- RECORDS FOR THIS EXERCISE
— begin —

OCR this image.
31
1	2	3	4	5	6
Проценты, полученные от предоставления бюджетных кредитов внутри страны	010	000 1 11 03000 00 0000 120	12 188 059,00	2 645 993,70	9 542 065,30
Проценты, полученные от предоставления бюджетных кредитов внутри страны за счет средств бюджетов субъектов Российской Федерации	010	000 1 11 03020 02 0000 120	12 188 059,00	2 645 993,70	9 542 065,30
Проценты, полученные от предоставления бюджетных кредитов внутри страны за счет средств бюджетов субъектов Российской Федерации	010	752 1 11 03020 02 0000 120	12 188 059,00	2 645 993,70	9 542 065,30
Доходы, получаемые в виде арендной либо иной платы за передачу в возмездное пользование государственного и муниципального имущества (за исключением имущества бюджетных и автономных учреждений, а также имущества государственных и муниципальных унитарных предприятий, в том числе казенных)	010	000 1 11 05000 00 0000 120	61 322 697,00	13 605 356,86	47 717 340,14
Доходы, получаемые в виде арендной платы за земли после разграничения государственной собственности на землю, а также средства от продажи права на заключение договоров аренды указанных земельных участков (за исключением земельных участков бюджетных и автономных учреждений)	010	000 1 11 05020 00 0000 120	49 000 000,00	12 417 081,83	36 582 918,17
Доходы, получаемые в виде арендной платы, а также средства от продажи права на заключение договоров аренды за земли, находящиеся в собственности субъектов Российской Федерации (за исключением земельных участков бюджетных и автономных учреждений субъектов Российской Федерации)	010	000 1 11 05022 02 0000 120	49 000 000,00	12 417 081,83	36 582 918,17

— end —

- SET TASK
What number of lines in the records contain the word "права"? Answer with that number alone.

- RESULT OF THE TASK
2